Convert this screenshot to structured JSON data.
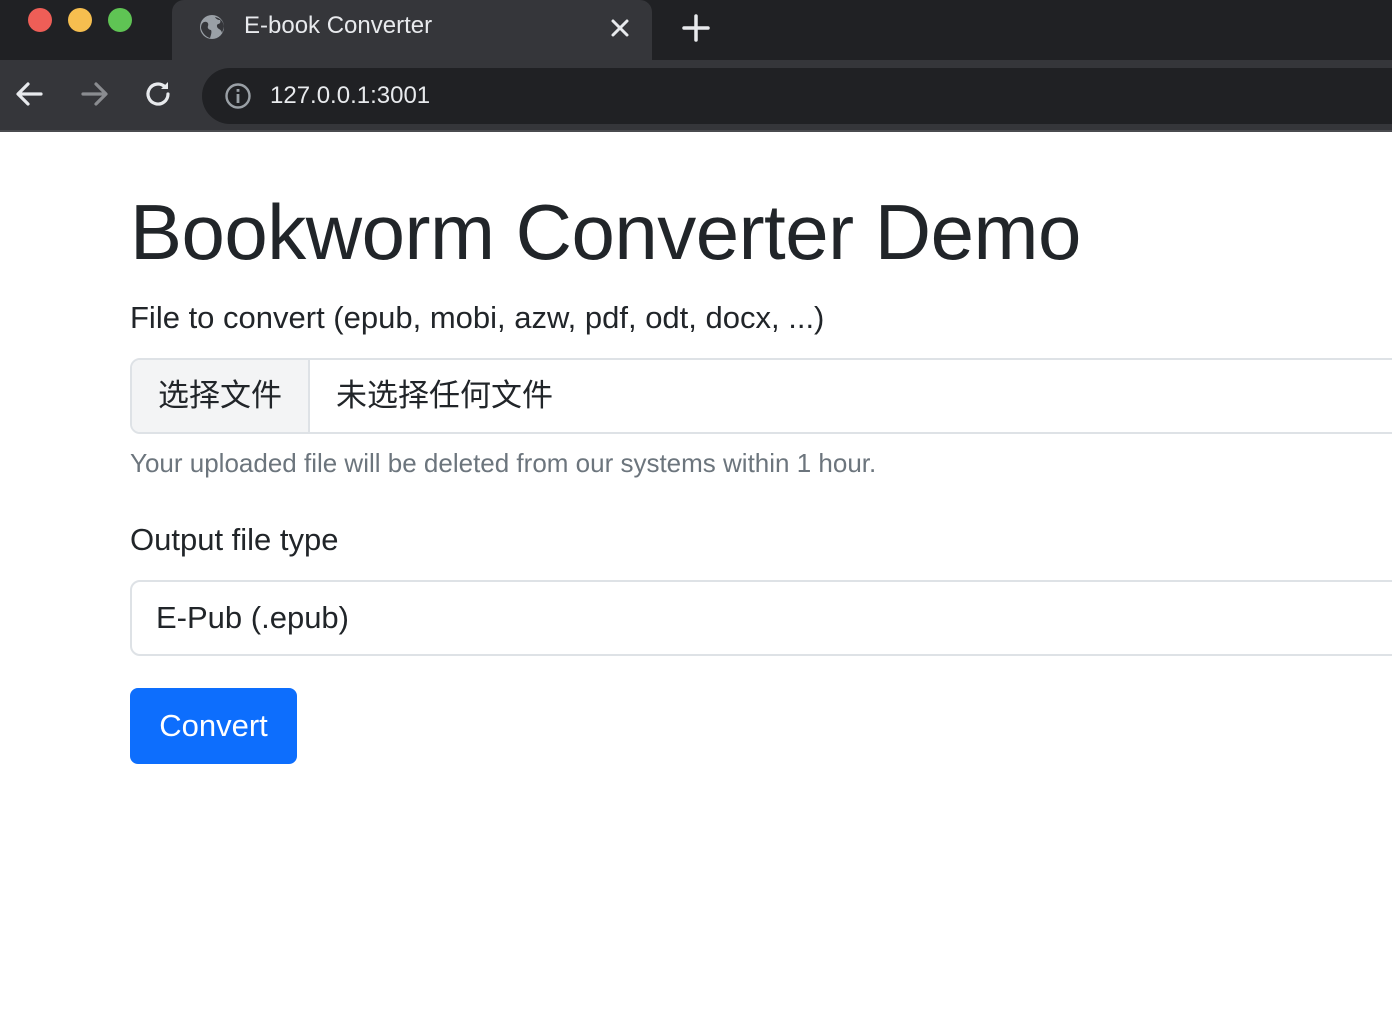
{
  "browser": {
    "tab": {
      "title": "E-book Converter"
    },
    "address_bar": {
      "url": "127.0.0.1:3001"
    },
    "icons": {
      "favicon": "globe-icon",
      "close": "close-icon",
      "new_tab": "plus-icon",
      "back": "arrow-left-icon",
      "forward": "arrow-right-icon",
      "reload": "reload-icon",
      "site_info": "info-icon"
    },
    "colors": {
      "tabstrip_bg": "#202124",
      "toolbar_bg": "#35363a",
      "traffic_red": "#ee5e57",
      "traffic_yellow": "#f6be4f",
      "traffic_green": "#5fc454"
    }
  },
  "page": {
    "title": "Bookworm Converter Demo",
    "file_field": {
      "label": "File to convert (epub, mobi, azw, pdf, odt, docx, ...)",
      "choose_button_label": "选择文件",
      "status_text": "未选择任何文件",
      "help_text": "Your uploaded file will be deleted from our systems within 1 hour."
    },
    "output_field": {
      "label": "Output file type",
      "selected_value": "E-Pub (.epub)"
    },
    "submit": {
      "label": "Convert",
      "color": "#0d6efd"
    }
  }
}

------

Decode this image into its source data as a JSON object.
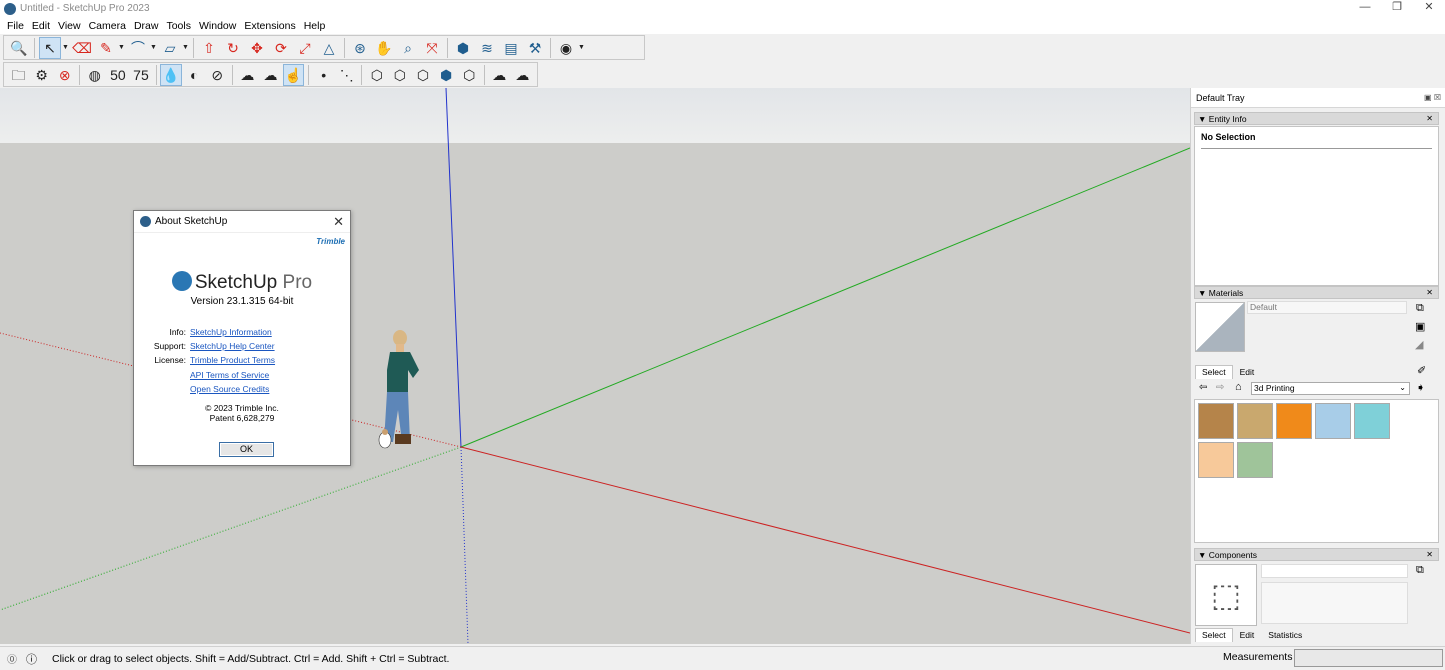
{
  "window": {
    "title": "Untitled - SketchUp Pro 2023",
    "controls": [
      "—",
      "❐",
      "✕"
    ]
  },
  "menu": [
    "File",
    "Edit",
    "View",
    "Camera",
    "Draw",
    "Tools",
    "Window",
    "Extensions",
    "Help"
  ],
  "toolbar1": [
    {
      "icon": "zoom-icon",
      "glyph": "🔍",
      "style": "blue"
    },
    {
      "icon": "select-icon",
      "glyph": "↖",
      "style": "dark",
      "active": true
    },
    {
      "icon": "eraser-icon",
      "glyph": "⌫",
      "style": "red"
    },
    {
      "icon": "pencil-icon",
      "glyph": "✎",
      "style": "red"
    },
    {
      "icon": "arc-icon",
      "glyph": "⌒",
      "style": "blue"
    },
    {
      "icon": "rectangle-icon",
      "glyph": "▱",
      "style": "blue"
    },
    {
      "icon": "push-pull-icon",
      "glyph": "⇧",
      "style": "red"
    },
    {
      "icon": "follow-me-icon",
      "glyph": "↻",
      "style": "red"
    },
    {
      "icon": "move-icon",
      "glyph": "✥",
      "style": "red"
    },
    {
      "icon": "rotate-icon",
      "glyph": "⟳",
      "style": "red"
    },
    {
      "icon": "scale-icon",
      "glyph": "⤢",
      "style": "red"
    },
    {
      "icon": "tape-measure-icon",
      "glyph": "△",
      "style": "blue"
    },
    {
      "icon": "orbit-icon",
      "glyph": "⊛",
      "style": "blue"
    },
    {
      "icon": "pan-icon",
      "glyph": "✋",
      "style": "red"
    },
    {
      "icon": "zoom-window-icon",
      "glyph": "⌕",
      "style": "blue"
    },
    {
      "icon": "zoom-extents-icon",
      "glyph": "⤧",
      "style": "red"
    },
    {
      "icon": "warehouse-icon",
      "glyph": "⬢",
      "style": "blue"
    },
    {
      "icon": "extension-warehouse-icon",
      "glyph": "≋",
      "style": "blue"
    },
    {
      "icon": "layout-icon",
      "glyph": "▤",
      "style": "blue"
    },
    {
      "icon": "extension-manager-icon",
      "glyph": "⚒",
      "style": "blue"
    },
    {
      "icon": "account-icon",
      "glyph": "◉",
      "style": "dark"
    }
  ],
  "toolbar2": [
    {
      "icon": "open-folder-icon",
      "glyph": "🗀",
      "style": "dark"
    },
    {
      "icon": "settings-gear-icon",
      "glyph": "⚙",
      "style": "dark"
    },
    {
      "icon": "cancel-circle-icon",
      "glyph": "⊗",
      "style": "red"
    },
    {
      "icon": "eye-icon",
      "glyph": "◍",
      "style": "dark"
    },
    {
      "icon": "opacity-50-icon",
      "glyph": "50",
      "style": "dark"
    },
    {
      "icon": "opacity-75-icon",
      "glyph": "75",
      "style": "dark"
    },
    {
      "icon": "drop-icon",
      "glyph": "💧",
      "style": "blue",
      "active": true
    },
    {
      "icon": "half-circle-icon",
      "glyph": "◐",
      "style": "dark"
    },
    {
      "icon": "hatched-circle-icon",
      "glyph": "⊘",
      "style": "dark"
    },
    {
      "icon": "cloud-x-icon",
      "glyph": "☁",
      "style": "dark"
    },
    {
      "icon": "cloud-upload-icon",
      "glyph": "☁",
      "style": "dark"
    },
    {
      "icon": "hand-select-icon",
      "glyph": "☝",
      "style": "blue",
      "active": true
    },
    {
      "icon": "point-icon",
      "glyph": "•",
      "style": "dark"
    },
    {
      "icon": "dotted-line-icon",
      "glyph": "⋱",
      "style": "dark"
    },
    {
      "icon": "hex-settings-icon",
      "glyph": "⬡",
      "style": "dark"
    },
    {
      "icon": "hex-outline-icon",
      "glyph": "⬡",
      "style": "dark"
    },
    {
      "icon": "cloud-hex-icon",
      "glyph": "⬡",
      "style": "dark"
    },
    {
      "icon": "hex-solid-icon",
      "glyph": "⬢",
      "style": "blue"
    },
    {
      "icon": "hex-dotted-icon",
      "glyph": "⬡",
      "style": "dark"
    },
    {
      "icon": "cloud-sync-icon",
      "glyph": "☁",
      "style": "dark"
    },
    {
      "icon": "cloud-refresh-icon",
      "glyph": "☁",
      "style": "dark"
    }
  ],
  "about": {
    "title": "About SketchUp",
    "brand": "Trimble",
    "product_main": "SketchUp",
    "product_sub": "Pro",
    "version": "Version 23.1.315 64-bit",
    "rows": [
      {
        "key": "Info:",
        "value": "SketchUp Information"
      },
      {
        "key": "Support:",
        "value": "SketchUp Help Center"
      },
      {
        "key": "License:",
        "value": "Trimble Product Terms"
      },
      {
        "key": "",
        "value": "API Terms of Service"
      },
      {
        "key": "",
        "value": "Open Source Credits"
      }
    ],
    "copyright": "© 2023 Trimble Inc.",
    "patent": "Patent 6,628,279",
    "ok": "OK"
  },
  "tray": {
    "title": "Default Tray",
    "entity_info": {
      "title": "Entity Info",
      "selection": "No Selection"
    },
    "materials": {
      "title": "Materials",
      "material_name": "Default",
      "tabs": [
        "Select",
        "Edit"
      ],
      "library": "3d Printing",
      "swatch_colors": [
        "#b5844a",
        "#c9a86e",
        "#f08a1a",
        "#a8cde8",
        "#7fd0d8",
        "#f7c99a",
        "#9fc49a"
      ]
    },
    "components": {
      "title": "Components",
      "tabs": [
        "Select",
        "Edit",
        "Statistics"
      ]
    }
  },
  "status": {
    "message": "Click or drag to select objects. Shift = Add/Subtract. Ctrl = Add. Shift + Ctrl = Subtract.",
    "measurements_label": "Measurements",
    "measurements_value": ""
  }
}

------

● Exercise requirements: In the records above, collect each line with "data".

● Full solution:
Convert this screenshot to structured JSON data.
Decode this image into its source data as a JSON object.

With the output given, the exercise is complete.